● Objective
Go through each line of the records below and count those with the word "était"; give only the total.

● Collection entries
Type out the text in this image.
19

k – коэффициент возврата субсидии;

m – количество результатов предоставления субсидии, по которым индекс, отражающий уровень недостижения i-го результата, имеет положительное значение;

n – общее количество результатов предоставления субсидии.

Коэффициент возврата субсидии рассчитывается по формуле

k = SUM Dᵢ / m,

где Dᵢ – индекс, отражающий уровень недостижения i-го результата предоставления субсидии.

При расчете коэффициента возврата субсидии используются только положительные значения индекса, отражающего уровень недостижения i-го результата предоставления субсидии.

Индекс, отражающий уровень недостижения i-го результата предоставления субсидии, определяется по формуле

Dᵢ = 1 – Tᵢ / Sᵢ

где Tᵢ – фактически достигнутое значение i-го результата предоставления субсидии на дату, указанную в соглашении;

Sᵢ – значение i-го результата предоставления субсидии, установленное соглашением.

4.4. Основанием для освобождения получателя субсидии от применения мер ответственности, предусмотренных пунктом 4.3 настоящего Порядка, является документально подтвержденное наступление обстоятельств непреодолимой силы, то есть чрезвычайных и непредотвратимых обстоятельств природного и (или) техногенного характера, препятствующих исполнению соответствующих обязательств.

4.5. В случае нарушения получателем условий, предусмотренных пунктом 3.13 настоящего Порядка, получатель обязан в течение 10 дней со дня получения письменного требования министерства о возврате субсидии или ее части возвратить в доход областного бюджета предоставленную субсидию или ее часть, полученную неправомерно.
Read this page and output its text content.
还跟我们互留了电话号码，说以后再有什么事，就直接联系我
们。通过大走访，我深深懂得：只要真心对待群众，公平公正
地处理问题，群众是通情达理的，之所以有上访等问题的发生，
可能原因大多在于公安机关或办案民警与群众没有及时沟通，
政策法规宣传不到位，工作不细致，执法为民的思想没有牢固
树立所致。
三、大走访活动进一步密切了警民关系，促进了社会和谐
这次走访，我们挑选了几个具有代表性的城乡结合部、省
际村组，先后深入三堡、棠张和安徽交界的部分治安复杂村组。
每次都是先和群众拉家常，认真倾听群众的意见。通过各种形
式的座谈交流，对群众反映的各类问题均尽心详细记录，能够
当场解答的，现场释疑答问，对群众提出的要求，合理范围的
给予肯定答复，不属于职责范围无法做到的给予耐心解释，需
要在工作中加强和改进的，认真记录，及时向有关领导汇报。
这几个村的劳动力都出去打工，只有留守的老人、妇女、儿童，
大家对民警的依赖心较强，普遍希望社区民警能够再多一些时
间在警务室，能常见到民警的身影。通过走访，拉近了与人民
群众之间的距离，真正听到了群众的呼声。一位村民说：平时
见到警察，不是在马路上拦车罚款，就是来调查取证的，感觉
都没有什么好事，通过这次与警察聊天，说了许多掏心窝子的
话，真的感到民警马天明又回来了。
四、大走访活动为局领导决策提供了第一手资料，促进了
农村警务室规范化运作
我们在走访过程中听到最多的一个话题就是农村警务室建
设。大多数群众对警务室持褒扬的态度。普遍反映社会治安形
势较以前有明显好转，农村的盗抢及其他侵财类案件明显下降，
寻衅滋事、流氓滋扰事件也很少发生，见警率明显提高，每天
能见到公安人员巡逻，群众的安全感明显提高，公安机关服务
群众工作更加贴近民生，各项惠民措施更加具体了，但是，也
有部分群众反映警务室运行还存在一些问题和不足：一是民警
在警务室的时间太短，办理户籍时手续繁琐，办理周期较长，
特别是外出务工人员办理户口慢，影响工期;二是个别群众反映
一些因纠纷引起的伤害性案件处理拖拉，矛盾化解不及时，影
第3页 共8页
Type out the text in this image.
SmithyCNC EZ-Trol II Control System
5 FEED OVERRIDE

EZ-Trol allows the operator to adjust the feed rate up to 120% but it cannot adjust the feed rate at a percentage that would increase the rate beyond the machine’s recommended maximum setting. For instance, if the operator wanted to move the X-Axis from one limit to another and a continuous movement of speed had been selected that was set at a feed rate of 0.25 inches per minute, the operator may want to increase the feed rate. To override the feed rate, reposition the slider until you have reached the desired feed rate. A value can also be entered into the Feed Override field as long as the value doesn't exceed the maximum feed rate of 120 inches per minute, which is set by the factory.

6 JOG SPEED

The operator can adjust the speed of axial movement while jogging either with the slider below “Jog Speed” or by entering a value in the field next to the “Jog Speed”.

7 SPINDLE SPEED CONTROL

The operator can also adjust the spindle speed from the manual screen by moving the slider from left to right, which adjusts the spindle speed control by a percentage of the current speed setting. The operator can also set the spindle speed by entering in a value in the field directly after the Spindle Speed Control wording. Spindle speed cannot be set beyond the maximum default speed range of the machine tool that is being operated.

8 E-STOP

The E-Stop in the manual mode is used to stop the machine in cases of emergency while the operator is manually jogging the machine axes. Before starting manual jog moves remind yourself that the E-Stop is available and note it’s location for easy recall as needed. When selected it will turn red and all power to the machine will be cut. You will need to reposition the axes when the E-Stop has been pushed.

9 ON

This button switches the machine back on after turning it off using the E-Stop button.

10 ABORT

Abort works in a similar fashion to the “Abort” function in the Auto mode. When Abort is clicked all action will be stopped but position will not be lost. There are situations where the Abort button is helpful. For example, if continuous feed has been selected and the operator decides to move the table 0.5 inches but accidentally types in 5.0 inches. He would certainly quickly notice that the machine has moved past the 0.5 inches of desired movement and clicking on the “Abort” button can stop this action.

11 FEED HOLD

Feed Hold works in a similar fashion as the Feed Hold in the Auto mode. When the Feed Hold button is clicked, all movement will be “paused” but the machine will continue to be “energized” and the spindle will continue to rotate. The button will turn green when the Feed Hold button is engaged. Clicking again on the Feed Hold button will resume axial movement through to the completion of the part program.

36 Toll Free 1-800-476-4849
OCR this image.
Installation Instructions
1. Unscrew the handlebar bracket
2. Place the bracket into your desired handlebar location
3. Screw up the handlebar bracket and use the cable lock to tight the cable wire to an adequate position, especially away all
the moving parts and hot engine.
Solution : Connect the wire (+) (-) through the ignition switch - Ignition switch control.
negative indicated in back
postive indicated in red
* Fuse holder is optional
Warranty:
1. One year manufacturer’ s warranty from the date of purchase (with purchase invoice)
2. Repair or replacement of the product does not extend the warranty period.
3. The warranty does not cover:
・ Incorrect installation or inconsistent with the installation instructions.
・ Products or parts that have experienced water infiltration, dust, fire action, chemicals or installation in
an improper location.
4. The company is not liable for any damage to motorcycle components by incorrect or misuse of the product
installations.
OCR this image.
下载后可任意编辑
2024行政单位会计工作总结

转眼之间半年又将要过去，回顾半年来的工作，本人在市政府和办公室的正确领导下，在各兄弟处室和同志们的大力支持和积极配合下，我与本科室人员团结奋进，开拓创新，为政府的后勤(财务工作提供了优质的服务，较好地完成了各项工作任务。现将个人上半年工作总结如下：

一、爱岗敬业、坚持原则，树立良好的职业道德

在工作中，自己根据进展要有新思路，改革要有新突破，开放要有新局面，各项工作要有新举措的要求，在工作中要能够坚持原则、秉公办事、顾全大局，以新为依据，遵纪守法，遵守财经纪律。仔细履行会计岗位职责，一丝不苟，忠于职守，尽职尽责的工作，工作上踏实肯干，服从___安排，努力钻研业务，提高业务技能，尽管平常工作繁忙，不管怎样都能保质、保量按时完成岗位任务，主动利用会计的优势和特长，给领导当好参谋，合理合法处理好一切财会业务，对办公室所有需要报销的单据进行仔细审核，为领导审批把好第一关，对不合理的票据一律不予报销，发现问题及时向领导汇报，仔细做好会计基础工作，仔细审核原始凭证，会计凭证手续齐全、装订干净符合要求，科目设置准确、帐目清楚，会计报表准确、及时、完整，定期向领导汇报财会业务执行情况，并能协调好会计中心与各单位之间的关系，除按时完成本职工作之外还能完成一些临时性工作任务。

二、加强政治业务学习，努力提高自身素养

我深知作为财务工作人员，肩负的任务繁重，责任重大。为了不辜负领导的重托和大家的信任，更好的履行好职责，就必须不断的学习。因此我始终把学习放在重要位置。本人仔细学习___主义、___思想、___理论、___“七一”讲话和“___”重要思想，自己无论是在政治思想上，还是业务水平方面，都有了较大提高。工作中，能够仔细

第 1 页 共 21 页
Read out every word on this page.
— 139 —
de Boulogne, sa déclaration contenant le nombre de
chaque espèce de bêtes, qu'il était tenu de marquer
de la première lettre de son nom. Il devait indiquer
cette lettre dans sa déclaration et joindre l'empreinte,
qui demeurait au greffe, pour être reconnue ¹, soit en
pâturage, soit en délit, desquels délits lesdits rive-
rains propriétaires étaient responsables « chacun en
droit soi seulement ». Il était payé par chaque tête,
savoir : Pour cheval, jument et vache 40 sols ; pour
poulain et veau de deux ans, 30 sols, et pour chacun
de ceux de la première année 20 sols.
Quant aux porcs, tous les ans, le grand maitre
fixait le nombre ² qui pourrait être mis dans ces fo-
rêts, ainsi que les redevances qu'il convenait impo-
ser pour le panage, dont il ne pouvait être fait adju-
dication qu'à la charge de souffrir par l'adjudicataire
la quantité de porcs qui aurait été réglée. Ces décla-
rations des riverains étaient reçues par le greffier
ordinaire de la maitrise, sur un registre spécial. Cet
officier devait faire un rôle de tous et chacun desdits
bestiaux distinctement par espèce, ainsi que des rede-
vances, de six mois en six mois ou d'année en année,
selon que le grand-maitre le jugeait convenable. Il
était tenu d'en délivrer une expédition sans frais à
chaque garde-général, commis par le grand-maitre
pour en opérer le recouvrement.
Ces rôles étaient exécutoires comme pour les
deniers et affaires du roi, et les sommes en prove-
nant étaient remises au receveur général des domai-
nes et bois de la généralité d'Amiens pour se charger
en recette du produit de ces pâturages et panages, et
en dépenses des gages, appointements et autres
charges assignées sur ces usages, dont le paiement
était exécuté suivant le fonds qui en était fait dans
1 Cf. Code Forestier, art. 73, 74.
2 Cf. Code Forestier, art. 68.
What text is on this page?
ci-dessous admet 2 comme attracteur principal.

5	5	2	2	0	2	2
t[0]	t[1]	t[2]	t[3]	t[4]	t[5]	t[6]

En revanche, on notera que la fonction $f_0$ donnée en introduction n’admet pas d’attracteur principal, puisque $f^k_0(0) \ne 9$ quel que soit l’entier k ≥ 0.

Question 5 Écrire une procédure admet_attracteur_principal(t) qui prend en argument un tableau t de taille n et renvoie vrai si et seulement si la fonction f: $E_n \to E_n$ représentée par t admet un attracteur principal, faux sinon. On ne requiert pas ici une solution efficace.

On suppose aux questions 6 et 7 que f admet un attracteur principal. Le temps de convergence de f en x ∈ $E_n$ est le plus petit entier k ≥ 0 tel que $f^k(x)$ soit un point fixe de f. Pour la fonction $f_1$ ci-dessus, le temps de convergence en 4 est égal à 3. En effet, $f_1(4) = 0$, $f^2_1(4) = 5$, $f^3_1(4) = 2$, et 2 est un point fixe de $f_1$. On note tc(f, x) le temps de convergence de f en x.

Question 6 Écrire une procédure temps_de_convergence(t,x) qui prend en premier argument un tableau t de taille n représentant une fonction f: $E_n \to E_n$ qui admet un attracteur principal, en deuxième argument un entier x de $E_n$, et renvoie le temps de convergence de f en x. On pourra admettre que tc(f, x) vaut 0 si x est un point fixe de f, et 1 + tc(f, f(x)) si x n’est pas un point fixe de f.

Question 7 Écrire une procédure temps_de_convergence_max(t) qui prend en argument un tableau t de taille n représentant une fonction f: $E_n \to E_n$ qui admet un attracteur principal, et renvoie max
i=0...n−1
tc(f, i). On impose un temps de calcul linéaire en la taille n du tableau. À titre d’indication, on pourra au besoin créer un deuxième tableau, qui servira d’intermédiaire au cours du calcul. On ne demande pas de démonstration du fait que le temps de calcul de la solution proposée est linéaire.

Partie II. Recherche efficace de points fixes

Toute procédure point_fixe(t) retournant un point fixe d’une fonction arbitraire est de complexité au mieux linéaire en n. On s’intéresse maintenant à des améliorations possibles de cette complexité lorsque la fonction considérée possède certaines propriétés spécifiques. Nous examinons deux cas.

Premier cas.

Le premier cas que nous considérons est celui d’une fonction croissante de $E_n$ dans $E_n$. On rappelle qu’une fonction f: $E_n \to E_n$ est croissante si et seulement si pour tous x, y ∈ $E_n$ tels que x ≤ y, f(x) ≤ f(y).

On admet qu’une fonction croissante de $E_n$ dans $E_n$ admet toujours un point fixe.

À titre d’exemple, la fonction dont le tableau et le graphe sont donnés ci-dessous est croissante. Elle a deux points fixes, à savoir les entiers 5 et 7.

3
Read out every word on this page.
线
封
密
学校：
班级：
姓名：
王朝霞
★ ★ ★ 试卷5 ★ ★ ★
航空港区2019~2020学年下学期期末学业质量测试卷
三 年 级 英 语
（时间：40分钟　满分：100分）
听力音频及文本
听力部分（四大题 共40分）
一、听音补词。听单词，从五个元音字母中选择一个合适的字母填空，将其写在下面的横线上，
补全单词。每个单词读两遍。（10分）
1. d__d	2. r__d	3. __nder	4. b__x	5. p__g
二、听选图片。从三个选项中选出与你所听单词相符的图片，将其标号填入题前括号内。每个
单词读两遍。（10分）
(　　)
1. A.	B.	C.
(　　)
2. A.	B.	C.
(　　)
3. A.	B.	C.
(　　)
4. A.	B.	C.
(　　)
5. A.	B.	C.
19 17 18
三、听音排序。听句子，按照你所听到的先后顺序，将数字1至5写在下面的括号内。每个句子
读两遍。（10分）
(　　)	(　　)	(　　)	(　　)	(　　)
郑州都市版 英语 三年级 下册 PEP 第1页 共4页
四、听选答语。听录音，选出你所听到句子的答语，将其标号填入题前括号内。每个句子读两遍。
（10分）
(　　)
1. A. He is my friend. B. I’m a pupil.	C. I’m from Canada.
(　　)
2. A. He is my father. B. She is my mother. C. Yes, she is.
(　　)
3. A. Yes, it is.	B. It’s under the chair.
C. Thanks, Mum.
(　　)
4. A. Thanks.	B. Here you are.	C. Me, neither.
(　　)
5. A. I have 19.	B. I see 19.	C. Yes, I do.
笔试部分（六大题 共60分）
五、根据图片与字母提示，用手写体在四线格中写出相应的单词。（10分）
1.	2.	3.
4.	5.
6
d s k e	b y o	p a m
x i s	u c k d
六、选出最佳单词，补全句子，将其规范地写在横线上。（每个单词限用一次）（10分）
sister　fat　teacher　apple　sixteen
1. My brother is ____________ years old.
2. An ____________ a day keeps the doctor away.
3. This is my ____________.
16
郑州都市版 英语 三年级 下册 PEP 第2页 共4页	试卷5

● Complete output
4